• _TASK DETAILS_:
Copy every line of the data in which the word "triangle" occurs.

* Start DATASET EXTRACT *

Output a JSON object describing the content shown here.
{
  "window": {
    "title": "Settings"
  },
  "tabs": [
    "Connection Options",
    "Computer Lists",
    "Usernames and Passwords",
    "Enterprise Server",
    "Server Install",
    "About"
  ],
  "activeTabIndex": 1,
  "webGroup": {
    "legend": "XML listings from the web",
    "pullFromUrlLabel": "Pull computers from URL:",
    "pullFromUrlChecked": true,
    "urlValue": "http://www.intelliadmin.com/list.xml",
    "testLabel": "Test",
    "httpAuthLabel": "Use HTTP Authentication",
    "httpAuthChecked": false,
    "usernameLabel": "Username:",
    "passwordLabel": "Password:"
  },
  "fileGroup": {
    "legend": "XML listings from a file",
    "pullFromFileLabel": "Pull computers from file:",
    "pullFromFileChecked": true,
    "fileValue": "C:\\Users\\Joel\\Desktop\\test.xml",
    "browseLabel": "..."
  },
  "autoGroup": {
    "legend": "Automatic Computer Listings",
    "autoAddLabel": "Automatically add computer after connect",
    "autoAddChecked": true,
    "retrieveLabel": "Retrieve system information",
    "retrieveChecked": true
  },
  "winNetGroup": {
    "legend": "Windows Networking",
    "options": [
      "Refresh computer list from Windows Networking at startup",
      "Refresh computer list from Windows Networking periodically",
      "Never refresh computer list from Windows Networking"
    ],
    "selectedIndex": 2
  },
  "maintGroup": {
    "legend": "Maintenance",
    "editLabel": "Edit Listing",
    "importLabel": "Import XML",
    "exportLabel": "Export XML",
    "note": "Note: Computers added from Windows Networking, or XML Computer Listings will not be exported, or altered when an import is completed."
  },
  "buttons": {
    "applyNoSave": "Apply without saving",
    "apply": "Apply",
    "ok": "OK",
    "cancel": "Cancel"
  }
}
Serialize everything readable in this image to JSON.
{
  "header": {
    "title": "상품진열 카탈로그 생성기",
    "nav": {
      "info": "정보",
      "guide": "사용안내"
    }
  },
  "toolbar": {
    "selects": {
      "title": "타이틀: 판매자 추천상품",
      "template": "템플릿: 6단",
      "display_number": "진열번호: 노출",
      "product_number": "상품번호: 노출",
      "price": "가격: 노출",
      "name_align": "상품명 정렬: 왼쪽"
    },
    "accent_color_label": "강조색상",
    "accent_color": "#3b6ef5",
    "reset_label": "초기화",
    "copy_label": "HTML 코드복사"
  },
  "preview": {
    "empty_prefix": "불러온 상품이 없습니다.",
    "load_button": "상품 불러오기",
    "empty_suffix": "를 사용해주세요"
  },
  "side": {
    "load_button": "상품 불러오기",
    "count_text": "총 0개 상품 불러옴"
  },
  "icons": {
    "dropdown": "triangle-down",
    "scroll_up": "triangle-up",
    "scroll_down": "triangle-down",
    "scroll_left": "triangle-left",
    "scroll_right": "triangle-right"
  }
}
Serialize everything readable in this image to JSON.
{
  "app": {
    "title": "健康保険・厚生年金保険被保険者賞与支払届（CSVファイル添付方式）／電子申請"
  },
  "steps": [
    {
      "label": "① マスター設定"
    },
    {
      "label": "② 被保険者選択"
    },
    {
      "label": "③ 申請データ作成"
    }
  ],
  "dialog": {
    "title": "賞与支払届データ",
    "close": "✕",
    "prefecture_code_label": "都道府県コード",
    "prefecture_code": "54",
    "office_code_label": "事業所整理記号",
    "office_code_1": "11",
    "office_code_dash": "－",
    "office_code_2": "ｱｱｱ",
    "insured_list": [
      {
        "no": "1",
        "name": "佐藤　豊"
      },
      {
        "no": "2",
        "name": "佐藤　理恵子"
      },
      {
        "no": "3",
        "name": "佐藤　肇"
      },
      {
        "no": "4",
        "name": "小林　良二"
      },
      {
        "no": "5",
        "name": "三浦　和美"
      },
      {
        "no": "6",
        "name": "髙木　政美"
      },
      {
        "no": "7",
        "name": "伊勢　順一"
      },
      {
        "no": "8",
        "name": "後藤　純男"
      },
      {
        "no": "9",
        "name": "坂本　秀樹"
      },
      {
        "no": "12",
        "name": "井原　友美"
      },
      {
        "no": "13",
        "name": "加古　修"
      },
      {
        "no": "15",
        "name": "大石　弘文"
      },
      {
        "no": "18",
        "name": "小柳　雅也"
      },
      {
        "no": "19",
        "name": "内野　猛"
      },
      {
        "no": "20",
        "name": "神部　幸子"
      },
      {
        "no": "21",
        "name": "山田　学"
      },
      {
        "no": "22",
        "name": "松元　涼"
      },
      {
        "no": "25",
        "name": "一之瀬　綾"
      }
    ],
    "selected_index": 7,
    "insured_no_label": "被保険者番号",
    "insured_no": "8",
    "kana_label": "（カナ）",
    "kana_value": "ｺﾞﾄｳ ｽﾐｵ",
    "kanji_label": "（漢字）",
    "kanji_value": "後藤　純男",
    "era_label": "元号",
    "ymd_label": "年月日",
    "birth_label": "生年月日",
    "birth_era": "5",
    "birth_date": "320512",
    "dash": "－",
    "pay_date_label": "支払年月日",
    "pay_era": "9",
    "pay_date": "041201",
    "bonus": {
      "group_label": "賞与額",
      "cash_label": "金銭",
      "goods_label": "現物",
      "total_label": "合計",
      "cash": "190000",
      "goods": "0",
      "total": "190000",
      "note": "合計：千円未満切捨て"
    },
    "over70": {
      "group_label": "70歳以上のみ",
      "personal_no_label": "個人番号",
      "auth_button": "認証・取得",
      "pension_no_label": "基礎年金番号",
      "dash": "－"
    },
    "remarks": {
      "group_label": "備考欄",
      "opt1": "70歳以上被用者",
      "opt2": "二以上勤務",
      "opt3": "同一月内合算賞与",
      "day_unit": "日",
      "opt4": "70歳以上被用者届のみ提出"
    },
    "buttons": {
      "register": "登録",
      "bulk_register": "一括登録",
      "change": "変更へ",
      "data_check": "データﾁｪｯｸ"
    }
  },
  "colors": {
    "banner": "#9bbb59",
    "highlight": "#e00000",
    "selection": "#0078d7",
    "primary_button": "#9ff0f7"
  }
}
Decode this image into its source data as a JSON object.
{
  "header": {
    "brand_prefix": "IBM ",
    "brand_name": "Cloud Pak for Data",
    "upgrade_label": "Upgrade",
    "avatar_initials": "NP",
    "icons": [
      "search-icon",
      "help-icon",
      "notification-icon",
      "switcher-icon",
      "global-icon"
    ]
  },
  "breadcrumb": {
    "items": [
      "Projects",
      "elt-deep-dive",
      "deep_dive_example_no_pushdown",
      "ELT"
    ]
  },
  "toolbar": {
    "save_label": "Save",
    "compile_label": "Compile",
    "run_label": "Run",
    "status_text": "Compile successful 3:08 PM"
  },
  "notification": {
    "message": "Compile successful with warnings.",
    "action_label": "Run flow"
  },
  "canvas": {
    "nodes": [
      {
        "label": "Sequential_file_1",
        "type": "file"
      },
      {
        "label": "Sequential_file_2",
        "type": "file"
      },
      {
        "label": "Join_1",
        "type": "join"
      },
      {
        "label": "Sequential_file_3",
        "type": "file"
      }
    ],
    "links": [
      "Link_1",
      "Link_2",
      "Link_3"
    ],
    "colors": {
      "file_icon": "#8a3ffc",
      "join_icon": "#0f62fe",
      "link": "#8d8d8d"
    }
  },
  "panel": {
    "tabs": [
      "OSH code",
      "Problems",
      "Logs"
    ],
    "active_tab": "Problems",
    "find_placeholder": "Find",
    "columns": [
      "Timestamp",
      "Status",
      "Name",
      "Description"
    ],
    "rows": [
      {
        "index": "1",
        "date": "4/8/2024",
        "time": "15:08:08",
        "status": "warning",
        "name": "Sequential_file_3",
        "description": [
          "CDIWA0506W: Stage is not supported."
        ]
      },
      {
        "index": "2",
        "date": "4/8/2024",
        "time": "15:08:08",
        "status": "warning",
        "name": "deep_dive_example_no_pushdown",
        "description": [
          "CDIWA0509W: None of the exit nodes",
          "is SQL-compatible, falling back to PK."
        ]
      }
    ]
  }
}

* End DATASET EXTRACT *

• _ANSWER_:
    "dropdown": "triangle-down",
    "scroll_up": "triangle-up",
    "scroll_down": "triangle-down",
    "scroll_left": "triangle-left",
    "scroll_right": "triangle-right"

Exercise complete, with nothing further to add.